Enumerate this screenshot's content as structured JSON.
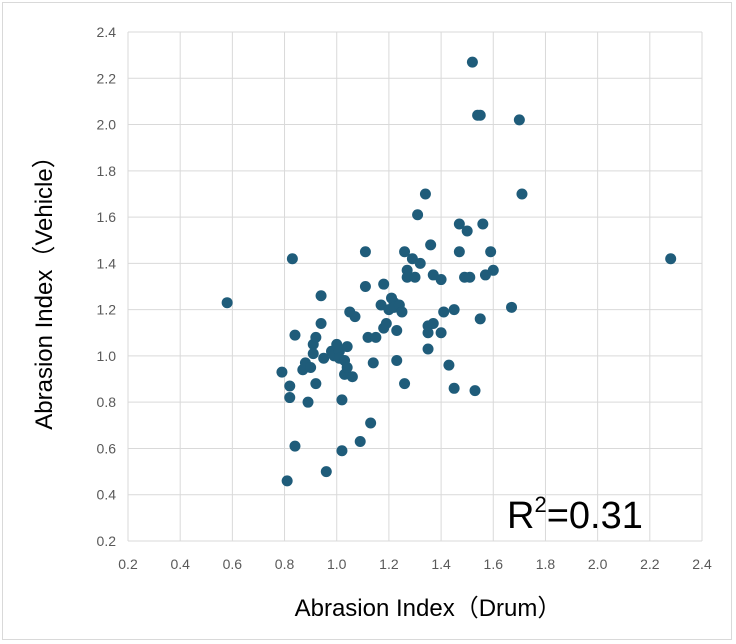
{
  "chart_data": {
    "type": "scatter",
    "xlabel": "Abrasion Index（Drum）",
    "ylabel": "Abrasion Index（Vehicle）",
    "xlim": [
      0.2,
      2.4
    ],
    "ylim": [
      0.2,
      2.4
    ],
    "x_ticks": [
      "0.2",
      "0.4",
      "0.6",
      "0.8",
      "1.0",
      "1.2",
      "1.4",
      "1.6",
      "1.8",
      "2.0",
      "2.2",
      "2.4"
    ],
    "y_ticks": [
      "0.2",
      "0.4",
      "0.6",
      "0.8",
      "1.0",
      "1.2",
      "1.4",
      "1.6",
      "1.8",
      "2.0",
      "2.2",
      "2.4"
    ],
    "grid": true,
    "marker_color": "#1f5c7a",
    "annotation": {
      "base": "R",
      "sup": "2",
      "rest": "=0.31"
    },
    "points": [
      [
        0.58,
        1.23
      ],
      [
        0.79,
        0.93
      ],
      [
        0.81,
        0.46
      ],
      [
        0.82,
        0.82
      ],
      [
        0.82,
        0.87
      ],
      [
        0.83,
        1.42
      ],
      [
        0.84,
        1.09
      ],
      [
        0.84,
        0.61
      ],
      [
        0.87,
        0.94
      ],
      [
        0.88,
        0.97
      ],
      [
        0.89,
        0.8
      ],
      [
        0.9,
        0.95
      ],
      [
        0.91,
        1.05
      ],
      [
        0.91,
        1.01
      ],
      [
        0.92,
        0.88
      ],
      [
        0.92,
        1.08
      ],
      [
        0.94,
        1.26
      ],
      [
        0.94,
        1.14
      ],
      [
        0.95,
        0.99
      ],
      [
        0.96,
        0.5
      ],
      [
        0.98,
        1.02
      ],
      [
        0.99,
        1.0
      ],
      [
        1.0,
        1.05
      ],
      [
        1.01,
        1.02
      ],
      [
        1.01,
        0.99
      ],
      [
        1.02,
        0.81
      ],
      [
        1.02,
        0.59
      ],
      [
        1.03,
        0.92
      ],
      [
        1.03,
        0.98
      ],
      [
        1.04,
        1.04
      ],
      [
        1.04,
        0.95
      ],
      [
        1.05,
        1.19
      ],
      [
        1.06,
        0.91
      ],
      [
        1.07,
        1.17
      ],
      [
        1.09,
        0.63
      ],
      [
        1.11,
        1.45
      ],
      [
        1.11,
        1.3
      ],
      [
        1.12,
        1.08
      ],
      [
        1.13,
        0.71
      ],
      [
        1.14,
        0.97
      ],
      [
        1.15,
        1.08
      ],
      [
        1.17,
        1.22
      ],
      [
        1.18,
        1.31
      ],
      [
        1.18,
        1.12
      ],
      [
        1.19,
        1.14
      ],
      [
        1.2,
        1.2
      ],
      [
        1.21,
        1.25
      ],
      [
        1.22,
        1.23
      ],
      [
        1.22,
        1.21
      ],
      [
        1.23,
        1.11
      ],
      [
        1.23,
        0.98
      ],
      [
        1.24,
        1.22
      ],
      [
        1.25,
        1.19
      ],
      [
        1.26,
        0.88
      ],
      [
        1.26,
        1.45
      ],
      [
        1.27,
        1.37
      ],
      [
        1.27,
        1.34
      ],
      [
        1.29,
        1.42
      ],
      [
        1.3,
        1.34
      ],
      [
        1.31,
        1.61
      ],
      [
        1.32,
        1.4
      ],
      [
        1.34,
        1.7
      ],
      [
        1.35,
        1.13
      ],
      [
        1.35,
        1.1
      ],
      [
        1.35,
        1.03
      ],
      [
        1.36,
        1.48
      ],
      [
        1.37,
        1.35
      ],
      [
        1.37,
        1.14
      ],
      [
        1.4,
        1.1
      ],
      [
        1.4,
        1.33
      ],
      [
        1.41,
        1.19
      ],
      [
        1.43,
        0.96
      ],
      [
        1.45,
        0.86
      ],
      [
        1.45,
        1.2
      ],
      [
        1.47,
        1.57
      ],
      [
        1.47,
        1.45
      ],
      [
        1.49,
        1.34
      ],
      [
        1.5,
        1.54
      ],
      [
        1.51,
        1.34
      ],
      [
        1.52,
        2.27
      ],
      [
        1.53,
        0.85
      ],
      [
        1.54,
        2.04
      ],
      [
        1.55,
        2.04
      ],
      [
        1.55,
        1.16
      ],
      [
        1.56,
        1.57
      ],
      [
        1.57,
        1.35
      ],
      [
        1.59,
        1.45
      ],
      [
        1.6,
        1.37
      ],
      [
        1.67,
        1.21
      ],
      [
        1.7,
        2.02
      ],
      [
        1.71,
        1.7
      ],
      [
        2.28,
        1.42
      ]
    ]
  }
}
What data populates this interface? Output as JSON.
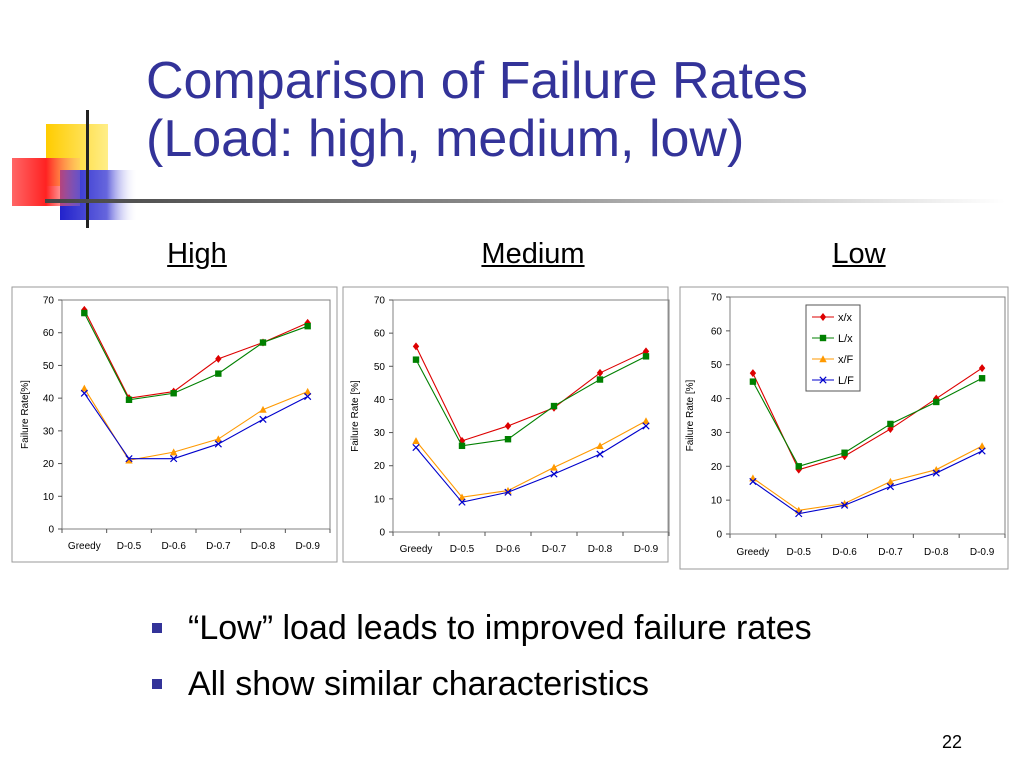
{
  "slide": {
    "title_line1": "Comparison of Failure Rates",
    "title_line2": "(Load: high, medium, low)",
    "bullets": [
      "“Low” load leads to improved failure rates",
      "All show similar characteristics"
    ],
    "page_number": "22",
    "colors": {
      "title": "#333399",
      "logo_yellow": "#ffcc00",
      "logo_red": "#ff3333",
      "logo_blue": "#3333cc"
    }
  },
  "chart_data": [
    {
      "type": "line",
      "label": "High",
      "categories": [
        "Greedy",
        "D-0.5",
        "D-0.6",
        "D-0.7",
        "D-0.8",
        "D-0.9"
      ],
      "ylabel": "Failure Rate[%]",
      "ylim": [
        0,
        70
      ],
      "yticks": [
        0,
        10,
        20,
        30,
        40,
        50,
        60,
        70
      ],
      "grid": false,
      "legend": "none",
      "series": [
        {
          "name": "x/x",
          "color": "#dd0000",
          "marker": "diamond",
          "values": [
            67,
            40,
            42,
            52,
            57,
            63
          ]
        },
        {
          "name": "L/x",
          "color": "#008000",
          "marker": "square",
          "values": [
            66,
            39.5,
            41.5,
            47.5,
            57,
            62
          ]
        },
        {
          "name": "x/F",
          "color": "#ff9900",
          "marker": "triangle",
          "values": [
            43,
            21,
            23.5,
            27.5,
            36.5,
            42
          ]
        },
        {
          "name": "L/F",
          "color": "#0000cc",
          "marker": "x",
          "values": [
            41.5,
            21.5,
            21.5,
            26,
            33.5,
            40.5
          ]
        }
      ]
    },
    {
      "type": "line",
      "label": "Medium",
      "categories": [
        "Greedy",
        "D-0.5",
        "D-0.6",
        "D-0.7",
        "D-0.8",
        "D-0.9"
      ],
      "ylabel": "Failure Rate [%]",
      "ylim": [
        0,
        70
      ],
      "yticks": [
        0,
        10,
        20,
        30,
        40,
        50,
        60,
        70
      ],
      "grid": false,
      "legend": "none",
      "series": [
        {
          "name": "x/x",
          "color": "#dd0000",
          "marker": "diamond",
          "values": [
            56,
            27.5,
            32,
            37.5,
            48,
            54.5
          ]
        },
        {
          "name": "L/x",
          "color": "#008000",
          "marker": "square",
          "values": [
            52,
            26,
            28,
            38,
            46,
            53
          ]
        },
        {
          "name": "x/F",
          "color": "#ff9900",
          "marker": "triangle",
          "values": [
            27.5,
            10.5,
            12.5,
            19.5,
            26,
            33.5
          ]
        },
        {
          "name": "L/F",
          "color": "#0000cc",
          "marker": "x",
          "values": [
            25.5,
            9,
            12,
            17.5,
            23.5,
            32
          ]
        }
      ]
    },
    {
      "type": "line",
      "label": "Low",
      "categories": [
        "Greedy",
        "D-0.5",
        "D-0.6",
        "D-0.7",
        "D-0.8",
        "D-0.9"
      ],
      "ylabel": "Failure Rate [%]",
      "ylim": [
        0,
        70
      ],
      "yticks": [
        0,
        10,
        20,
        30,
        40,
        50,
        60,
        70
      ],
      "grid": false,
      "legend": "top-right",
      "series": [
        {
          "name": "x/x",
          "color": "#dd0000",
          "marker": "diamond",
          "values": [
            47.5,
            19,
            23,
            31,
            40,
            49
          ]
        },
        {
          "name": "L/x",
          "color": "#008000",
          "marker": "square",
          "values": [
            45,
            20,
            24,
            32.5,
            39,
            46
          ]
        },
        {
          "name": "x/F",
          "color": "#ff9900",
          "marker": "triangle",
          "values": [
            16.5,
            7,
            9,
            15.5,
            19,
            26
          ]
        },
        {
          "name": "L/F",
          "color": "#0000cc",
          "marker": "x",
          "values": [
            15.5,
            6,
            8.5,
            14,
            18,
            24.5
          ]
        }
      ]
    }
  ]
}
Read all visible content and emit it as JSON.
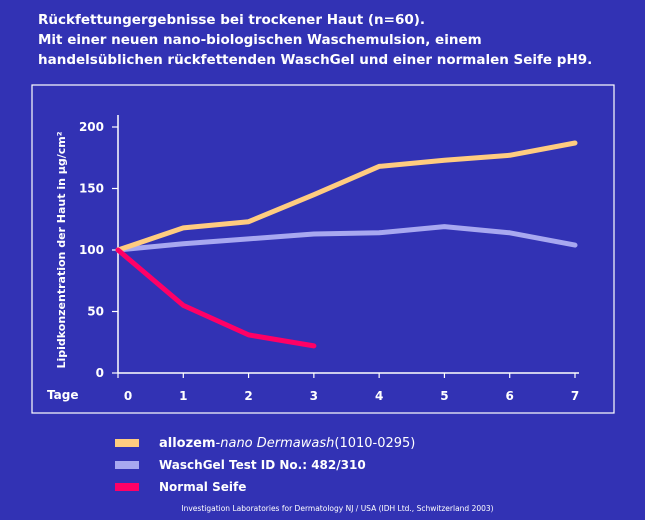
{
  "title": {
    "line1": "Rückfettungergebnisse bei trockener Haut (n=60).",
    "line2": "Mit einer neuen nano-biologischen Waschemulsion, einem",
    "line3": "handelsüblichen rückfettenden WaschGel und einer normalen Seife pH9."
  },
  "chart_data": {
    "type": "line",
    "title": "Rückfettungergebnisse bei trockener Haut (n=60). Mit einer neuen nano-biologischen Waschemulsion, einem handelsüblichen rückfettenden WaschGel und einer normalen Seife pH9.",
    "xlabel": "Tage",
    "ylabel": "Lipidkonzentration der Haut in µg/cm²",
    "x": [
      0,
      1,
      2,
      3,
      4,
      5,
      6,
      7
    ],
    "xticks": [
      "0",
      "1",
      "2",
      "3",
      "4",
      "5",
      "6",
      "7"
    ],
    "yticks": [
      "0",
      "50",
      "100",
      "150",
      "200"
    ],
    "ylim": [
      0,
      200
    ],
    "grid": false,
    "legend_position": "bottom",
    "series": [
      {
        "name": "allozem-nano Dermawash (1010-0295)",
        "color": "#ffcc80",
        "x": [
          0,
          1,
          2,
          3,
          4,
          5,
          6,
          7
        ],
        "values": [
          100,
          118,
          123,
          145,
          168,
          173,
          177,
          187
        ]
      },
      {
        "name": "WaschGel Test ID No.:  482/310",
        "color": "#a8a8f0",
        "x": [
          0,
          1,
          2,
          3,
          4,
          5,
          6,
          7
        ],
        "values": [
          100,
          105,
          109,
          113,
          114,
          119,
          114,
          104
        ]
      },
      {
        "name": "Normal Seife",
        "color": "#ff0066",
        "x": [
          0,
          1,
          2,
          3
        ],
        "values": [
          100,
          55,
          31,
          22
        ]
      }
    ]
  },
  "legend": {
    "item1_bold": "allozem",
    "item1_rest": "-nano Dermawash",
    "item1_code": " (1010-0295)",
    "item2": "WaschGel Test ID No.:  482/310",
    "item3": "Normal Seife"
  },
  "footnote": {
    "left": "Investigation Laboratories for Dermatology  NJ / USA (IDH Ltd., Schwitzerland 2003)"
  }
}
☆ ☆ ☆
## Task requirements
Identify each line in the records above containing the word "allozem"; copy those lines.

## The reply
        "name": "allozem-nano Dermawash (1010-0295)",
    "item1_bold": "allozem",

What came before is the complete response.